- Extracto del documento:

Penas y miserias del Vía Crucis
Sin duda, el arzobispo, monseñor Juan José Asenjo, no imaginó las fuerzas negativas que levantaría y la posterior degeneración que ha alcanzado el bienintencionado Vía Crucis del Año de la Fe, que, lejos de percibirse entre la supuesta grey como una celebración catequética, de transmisión de realidades y valores cristianos, de hondo sentido piadoso, se convirtió desde el minuto uno de su convocatoria en un circo en el que no sólo crecieron los enanos sino que fue incorporando fieras corrupias para solaz y regocijo del coliseo. La penúltima ha sido la “restricción” de fieles en el recinto cerrado en el que convertirán el expositor de pasos de las catorce estaciones.
Sencillamente, llegó el “nuevo” Cecop para poner puertas y, a la vez, y, aprovechando la coyuntura, crear privilegios sacando de la caja de dulce de membrillo un trasunto de foto sepia de tribuna para autoridades y elegidos. Vamos, un “Todo para el pueblo... pero sin el pueblo”, en aras de una seguridad que viene a demostrar que hay ciudades que no están preparadas, ni lo procuran, para acoger acontecimientos multitudinarios que se salen de sus estereotipadas libretas de cabecera.
Retrocedamos. Octubre de 2012: el anuncio del acto más visible y espectacular del Año de la Fe en Sevilla, con el que el prelado daba lugar y protagonismo a las cofradías y, a la vez, usaba el tirón de éstas, saca la cara más feroz del capilleo, y da el pistoletazo de salida para explicitar el intolerable nivel de incoherencia, falta de sensatez y la ausencia de prestancia de un colectivo, que, merced a algunos de sus componentes, y a pesar del empeño de otros, da imagen de mero movimiento estético y superficial en general; de una fuerza, cuyo fin y sentido está dentro de la Iglesia, que muchos desean independiente y autónoma.

[Datos para la comprensión de documentos]

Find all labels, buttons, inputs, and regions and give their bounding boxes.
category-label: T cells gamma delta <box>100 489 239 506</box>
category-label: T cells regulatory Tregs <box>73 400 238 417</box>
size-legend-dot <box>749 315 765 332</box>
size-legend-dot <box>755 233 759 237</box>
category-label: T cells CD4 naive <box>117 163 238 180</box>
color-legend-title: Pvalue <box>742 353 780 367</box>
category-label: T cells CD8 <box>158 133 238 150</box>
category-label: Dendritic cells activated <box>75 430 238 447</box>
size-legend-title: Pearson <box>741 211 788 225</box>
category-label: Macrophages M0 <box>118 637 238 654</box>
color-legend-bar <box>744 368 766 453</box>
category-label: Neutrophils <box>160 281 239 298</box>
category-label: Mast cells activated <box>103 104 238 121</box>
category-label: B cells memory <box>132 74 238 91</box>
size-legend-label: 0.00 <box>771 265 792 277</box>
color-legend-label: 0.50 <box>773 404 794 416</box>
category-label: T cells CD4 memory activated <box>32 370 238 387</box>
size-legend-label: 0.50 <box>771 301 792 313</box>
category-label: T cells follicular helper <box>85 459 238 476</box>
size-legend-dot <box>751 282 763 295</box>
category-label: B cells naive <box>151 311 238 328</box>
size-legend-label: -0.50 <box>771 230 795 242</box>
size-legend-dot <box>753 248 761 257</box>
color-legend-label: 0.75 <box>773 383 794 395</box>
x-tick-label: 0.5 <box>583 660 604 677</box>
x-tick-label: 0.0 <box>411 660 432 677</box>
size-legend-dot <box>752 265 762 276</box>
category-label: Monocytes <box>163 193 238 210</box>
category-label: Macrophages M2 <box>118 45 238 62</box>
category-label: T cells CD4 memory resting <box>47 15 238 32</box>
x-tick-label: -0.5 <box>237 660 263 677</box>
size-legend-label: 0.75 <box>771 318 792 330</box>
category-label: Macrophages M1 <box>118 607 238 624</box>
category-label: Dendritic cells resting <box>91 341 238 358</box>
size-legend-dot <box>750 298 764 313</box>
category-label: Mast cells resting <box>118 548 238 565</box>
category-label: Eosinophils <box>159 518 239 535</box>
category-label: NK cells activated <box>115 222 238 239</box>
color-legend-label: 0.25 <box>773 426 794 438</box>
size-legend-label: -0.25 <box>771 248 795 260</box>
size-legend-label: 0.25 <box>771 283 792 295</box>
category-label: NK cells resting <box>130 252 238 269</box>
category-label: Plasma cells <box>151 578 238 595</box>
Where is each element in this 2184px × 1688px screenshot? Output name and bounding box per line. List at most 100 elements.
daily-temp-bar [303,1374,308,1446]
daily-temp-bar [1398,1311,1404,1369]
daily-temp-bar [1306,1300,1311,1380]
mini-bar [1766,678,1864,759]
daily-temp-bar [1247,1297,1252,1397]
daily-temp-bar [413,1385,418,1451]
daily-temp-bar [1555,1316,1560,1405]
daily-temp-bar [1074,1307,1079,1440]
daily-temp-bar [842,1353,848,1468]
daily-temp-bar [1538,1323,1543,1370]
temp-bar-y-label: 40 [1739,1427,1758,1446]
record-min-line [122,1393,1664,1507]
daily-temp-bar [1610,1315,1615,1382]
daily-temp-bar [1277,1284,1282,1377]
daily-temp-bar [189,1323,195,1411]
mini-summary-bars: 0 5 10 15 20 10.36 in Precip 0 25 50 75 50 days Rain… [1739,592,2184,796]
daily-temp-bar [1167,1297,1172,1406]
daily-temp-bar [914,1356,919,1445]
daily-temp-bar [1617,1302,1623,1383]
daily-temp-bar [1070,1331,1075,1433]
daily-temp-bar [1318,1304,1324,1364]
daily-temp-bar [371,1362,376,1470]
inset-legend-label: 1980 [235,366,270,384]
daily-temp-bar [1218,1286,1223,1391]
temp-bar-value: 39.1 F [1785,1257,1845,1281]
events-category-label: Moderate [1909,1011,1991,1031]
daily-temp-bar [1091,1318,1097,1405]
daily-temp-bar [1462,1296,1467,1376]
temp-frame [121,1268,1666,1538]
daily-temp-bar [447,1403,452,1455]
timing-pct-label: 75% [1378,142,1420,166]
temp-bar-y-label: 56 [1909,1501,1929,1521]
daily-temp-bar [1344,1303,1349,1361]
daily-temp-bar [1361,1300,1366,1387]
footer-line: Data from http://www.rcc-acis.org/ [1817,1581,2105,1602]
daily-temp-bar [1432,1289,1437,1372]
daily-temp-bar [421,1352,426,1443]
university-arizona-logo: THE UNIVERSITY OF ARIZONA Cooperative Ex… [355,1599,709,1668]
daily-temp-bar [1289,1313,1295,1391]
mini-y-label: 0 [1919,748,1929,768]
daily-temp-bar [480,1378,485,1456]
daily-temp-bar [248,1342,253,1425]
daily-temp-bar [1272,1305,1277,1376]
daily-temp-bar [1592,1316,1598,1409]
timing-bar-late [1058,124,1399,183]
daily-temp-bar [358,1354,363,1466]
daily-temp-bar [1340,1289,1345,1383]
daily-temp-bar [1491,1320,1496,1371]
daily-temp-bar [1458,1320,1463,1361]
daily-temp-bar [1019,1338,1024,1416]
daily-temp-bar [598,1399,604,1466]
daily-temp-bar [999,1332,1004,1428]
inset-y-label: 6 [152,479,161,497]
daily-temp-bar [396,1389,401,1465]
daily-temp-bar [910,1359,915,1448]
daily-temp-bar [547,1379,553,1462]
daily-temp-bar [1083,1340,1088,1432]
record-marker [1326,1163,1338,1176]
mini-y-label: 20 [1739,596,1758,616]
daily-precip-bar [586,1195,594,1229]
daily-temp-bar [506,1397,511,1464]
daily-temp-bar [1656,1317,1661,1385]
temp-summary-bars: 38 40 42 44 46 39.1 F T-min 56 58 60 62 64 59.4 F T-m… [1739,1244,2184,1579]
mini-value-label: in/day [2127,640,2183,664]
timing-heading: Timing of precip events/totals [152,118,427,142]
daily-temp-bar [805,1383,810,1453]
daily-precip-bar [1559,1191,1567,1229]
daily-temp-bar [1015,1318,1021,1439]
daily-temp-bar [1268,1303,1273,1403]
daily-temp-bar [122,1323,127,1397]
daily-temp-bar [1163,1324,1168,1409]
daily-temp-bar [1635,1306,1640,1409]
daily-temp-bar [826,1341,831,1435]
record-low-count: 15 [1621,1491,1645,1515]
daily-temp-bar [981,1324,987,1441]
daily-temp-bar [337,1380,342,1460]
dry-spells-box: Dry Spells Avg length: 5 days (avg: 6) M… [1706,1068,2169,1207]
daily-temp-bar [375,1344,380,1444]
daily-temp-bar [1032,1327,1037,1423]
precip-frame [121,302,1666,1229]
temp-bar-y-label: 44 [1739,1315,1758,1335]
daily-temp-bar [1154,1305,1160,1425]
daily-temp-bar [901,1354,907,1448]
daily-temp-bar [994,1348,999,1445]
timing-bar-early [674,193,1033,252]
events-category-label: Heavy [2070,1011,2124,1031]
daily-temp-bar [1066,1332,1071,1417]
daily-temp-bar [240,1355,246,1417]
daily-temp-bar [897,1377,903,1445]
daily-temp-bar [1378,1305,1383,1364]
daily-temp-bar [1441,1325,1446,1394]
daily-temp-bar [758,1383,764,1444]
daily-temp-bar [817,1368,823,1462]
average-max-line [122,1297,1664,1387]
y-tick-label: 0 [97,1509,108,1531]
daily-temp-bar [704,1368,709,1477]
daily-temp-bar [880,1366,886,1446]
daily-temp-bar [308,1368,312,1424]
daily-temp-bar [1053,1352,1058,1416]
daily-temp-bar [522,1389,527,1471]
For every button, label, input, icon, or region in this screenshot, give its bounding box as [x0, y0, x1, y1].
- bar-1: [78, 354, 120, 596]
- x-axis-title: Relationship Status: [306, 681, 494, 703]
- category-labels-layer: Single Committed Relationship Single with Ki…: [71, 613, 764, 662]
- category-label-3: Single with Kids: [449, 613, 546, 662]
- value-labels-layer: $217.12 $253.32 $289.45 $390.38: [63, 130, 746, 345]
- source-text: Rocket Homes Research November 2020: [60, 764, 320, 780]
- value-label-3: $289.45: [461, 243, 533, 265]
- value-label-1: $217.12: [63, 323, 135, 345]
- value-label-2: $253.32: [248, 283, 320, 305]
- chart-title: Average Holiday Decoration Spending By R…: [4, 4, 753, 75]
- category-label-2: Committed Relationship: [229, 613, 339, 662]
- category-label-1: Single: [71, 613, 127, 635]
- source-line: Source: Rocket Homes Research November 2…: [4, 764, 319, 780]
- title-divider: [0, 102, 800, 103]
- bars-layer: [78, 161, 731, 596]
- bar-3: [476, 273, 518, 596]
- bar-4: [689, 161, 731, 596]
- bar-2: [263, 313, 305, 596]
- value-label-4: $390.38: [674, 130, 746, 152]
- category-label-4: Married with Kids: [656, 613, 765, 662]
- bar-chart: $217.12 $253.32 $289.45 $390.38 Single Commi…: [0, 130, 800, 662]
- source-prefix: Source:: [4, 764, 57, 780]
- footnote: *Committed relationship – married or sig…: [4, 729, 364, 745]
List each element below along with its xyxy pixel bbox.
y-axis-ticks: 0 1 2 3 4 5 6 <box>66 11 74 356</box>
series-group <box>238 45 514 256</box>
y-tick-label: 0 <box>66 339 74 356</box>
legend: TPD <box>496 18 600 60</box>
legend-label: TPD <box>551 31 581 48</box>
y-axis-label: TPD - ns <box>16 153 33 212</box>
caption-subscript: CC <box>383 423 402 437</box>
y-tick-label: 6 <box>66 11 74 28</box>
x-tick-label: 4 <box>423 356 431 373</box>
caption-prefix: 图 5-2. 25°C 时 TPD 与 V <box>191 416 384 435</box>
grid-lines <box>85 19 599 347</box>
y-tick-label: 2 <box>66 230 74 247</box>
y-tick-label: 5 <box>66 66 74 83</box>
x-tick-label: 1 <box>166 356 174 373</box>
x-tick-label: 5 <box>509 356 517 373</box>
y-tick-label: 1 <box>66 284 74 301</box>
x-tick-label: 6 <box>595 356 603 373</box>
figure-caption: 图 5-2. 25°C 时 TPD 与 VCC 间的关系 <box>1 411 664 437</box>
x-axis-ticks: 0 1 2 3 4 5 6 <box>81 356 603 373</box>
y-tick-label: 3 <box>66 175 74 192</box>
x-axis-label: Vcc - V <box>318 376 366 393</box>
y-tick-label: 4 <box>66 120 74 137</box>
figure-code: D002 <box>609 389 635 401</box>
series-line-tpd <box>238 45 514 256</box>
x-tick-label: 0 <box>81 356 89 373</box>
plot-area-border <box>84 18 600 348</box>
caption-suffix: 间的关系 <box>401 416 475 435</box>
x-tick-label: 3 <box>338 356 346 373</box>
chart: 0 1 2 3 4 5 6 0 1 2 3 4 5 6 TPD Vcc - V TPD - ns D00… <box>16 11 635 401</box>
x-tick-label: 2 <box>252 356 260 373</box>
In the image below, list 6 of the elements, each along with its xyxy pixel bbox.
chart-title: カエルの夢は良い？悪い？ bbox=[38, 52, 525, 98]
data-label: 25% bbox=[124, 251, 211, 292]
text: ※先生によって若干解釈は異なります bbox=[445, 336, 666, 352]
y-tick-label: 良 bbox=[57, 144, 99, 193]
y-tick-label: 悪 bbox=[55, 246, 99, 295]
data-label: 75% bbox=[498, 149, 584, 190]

- Acciones requeridas:
A - Responda, según el texto sobre el Vía Crucis:
(i) ¿Qué nombre se da al arzobispo?
(ii) ¿De cuántas estaciones son los pasos del expositor?
(iii) ¿En qué mes y año se anunció el acto?
B - Reproduzca del texto sobre el Vía Crucis todo lo que va desde «Sencillamente, llegó el» hasta «libretas de cabecera.».

- Respuestas:
A -
(i) Monseñor Juan José Asenjo.
(ii) De catorce estaciones.
(iii) En octubre de 2012.

B -
Sencillamente, llegó el “nuevo” Cecop para poner puertas y, a la vez, y, aprovechando la coyuntura, crear privilegios sacando de la caja de dulce de membrillo un trasunto de foto sepia de tribuna para autoridades y elegidos. Vamos, un “Todo para el pueblo... pero sin el pueblo”, en aras de una seguridad que viene a demostrar que hay ciudades que no están preparadas, ni lo procuran, para acoger acontecimientos multitudinarios que se salen de sus estereotipadas libretas de cabecera.